▸ **Material shown**
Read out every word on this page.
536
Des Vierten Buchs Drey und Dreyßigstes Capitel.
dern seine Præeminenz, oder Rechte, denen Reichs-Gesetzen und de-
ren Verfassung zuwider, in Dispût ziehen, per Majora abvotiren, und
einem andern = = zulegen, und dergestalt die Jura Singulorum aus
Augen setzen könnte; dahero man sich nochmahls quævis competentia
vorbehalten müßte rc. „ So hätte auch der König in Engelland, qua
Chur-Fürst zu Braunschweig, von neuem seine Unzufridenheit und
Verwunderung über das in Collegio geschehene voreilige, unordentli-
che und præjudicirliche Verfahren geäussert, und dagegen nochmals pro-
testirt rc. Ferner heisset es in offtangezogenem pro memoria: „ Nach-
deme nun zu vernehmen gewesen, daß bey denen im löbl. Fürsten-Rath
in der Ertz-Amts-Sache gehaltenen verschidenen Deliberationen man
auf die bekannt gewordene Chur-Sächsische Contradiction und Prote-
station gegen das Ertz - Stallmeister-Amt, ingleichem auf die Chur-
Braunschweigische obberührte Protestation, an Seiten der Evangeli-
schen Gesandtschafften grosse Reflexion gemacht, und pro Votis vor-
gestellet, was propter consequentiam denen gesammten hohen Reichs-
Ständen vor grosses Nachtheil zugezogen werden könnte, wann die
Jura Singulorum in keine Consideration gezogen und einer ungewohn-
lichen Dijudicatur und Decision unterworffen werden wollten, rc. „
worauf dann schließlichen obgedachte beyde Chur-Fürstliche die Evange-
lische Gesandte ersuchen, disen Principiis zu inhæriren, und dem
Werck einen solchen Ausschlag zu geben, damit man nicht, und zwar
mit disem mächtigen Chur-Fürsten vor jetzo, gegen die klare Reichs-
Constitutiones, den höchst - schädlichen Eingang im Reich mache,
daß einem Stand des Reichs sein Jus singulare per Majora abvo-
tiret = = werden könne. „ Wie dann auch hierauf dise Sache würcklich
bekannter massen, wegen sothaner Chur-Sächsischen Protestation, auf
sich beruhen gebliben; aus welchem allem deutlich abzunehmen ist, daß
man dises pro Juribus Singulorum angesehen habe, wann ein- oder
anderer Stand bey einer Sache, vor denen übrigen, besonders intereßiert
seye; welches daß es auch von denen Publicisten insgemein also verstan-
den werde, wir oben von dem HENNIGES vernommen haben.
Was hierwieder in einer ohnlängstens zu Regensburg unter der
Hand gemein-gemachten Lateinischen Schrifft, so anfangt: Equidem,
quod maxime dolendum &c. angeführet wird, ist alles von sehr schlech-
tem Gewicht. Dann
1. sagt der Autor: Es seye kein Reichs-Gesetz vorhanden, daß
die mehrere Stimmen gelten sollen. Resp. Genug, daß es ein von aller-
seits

▸ **Direction**
Retype the material in full. Each word must match.

▸ **Solution**
Read out every word on this page.
536
Des Vierten Buchs Drey und Dreyßigstes Capitel.
dern seine Præeminenz, oder Rechte, denen Reichs-Gesetzen und de-
ren Verfassung zuwider, in Dispût ziehen, per Majora abvotiren, und
einem andern = = zulegen, und dergestalt die Jura Singulorum aus
Augen setzen könnte; dahero man sich nochmahls quævis competentia
vorbehalten müßte rc. „ So hätte auch der König in Engelland, qua
Chur-Fürst zu Braunschweig, von neuem seine Unzufridenheit und
Verwunderung über das in Collegio geschehene voreilige, unordentli-
che und præjudicirliche Verfahren geäussert, und dagegen nochmals pro-
testirt rc. Ferner heisset es in offtangezogenem pro memoria: „ Nach-
deme nun zu vernehmen gewesen, daß bey denen im löbl. Fürsten-Rath
in der Ertz-Amts-Sache gehaltenen verschidenen Deliberationen man
auf die bekannt gewordene Chur-Sächsische Contradiction und Prote-
station gegen das Ertz - Stallmeister-Amt, ingleichem auf die Chur-
Braunschweigische obberührte Protestation, an Seiten der Evangeli-
schen Gesandtschafften grosse Reflexion gemacht, und pro Votis vor-
gestellet, was propter consequentiam denen gesammten hohen Reichs-
Ständen vor grosses Nachtheil zugezogen werden könnte, wann die
Jura Singulorum in keine Consideration gezogen und einer ungewohn-
lichen Dijudicatur und Decision unterworffen werden wollten, rc. „
worauf dann schließlichen obgedachte beyde Chur-Fürstliche die Evange-
lische Gesandte ersuchen, disen Principiis zu inhæriren, und dem
Werck einen solchen Ausschlag zu geben, damit man nicht, und zwar
mit disem mächtigen Chur-Fürsten vor jetzo, gegen die klare Reichs-
Constitutiones, den höchst - schädlichen Eingang im Reich mache,
daß einem Stand des Reichs sein Jus singulare per Majora abvo-
tiret = = werden könne. „ Wie dann auch hierauf dise Sache würcklich
bekannter massen, wegen sothaner Chur-Sächsischen Protestation, auf
sich beruhen gebliben; aus welchem allem deutlich abzunehmen ist, daß
man dises pro Juribus Singulorum angesehen habe, wann ein- oder
anderer Stand bey einer Sache, vor denen übrigen, besonders intereßiert
seye; welches daß es auch von denen Publicisten insgemein also verstan-
den werde, wir oben von dem HENNIGES vernommen haben.
Was hierwieder in einer ohnlängstens zu Regensburg unter der
Hand gemein-gemachten Lateinischen Schrifft, so anfangt: Equidem,
quod maxime dolendum &c. angeführet wird, ist alles von sehr schlech-
tem Gewicht. Dann
1. sagt der Autor: Es seye kein Reichs-Gesetz vorhanden, daß
die mehrere Stimmen gelten sollen. Resp. Genug, daß es ein von aller-
seits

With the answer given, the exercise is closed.